STATED GOAL - Tally the lines below that contain the word "species", and give only that number.

RECORDS -
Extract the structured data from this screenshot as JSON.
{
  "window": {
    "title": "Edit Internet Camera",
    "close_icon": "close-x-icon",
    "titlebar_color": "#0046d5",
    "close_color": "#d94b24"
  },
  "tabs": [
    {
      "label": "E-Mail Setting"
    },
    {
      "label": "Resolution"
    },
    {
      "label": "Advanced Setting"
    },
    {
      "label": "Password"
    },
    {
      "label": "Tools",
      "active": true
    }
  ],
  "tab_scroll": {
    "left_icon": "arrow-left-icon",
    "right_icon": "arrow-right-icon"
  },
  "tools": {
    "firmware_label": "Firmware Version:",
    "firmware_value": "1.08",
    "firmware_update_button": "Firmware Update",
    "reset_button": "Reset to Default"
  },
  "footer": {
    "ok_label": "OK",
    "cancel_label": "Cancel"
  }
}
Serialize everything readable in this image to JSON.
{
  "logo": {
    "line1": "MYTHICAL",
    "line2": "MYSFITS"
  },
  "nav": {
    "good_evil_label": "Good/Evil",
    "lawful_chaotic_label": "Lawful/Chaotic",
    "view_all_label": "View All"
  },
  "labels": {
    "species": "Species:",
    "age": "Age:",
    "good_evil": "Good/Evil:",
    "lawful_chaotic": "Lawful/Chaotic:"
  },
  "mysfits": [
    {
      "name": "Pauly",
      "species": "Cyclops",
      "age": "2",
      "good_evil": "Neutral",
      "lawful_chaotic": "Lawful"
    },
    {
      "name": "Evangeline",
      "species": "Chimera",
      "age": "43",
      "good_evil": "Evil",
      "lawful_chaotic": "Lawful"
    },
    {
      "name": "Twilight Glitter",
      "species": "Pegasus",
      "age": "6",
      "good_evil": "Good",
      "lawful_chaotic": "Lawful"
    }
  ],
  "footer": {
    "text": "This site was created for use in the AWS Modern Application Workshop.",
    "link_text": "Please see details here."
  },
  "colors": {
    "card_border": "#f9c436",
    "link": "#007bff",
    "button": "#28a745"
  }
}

...

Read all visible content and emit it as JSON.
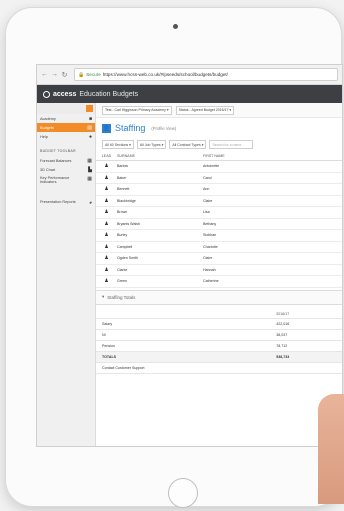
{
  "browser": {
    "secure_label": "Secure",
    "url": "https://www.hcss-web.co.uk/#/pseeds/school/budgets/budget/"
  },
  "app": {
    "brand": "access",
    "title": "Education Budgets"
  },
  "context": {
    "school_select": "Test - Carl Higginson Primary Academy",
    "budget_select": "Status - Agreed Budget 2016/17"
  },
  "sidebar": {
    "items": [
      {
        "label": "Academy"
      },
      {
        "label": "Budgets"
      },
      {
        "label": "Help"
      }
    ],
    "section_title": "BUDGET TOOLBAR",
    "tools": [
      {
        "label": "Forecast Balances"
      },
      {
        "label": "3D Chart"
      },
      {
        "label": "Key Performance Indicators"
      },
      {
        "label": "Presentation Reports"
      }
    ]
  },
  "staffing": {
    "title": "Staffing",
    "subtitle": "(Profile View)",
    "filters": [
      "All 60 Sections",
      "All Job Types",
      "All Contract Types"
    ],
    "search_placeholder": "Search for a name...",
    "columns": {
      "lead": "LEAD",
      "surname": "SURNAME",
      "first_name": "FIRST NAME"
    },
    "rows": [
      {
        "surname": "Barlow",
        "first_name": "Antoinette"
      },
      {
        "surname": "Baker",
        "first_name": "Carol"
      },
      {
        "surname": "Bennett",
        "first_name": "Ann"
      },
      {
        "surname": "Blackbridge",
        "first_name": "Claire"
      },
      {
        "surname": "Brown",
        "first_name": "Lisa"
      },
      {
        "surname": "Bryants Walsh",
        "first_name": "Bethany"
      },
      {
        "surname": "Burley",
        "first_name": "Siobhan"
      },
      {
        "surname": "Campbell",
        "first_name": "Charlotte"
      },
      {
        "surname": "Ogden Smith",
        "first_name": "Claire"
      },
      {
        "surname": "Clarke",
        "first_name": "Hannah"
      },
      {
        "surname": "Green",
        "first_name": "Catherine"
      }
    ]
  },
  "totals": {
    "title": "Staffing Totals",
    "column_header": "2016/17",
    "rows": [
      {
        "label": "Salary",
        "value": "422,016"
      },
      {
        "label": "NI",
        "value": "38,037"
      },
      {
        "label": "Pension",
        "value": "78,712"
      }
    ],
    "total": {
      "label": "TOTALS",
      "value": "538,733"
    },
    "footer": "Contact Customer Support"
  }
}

RESPONSE TO THE TASK - 4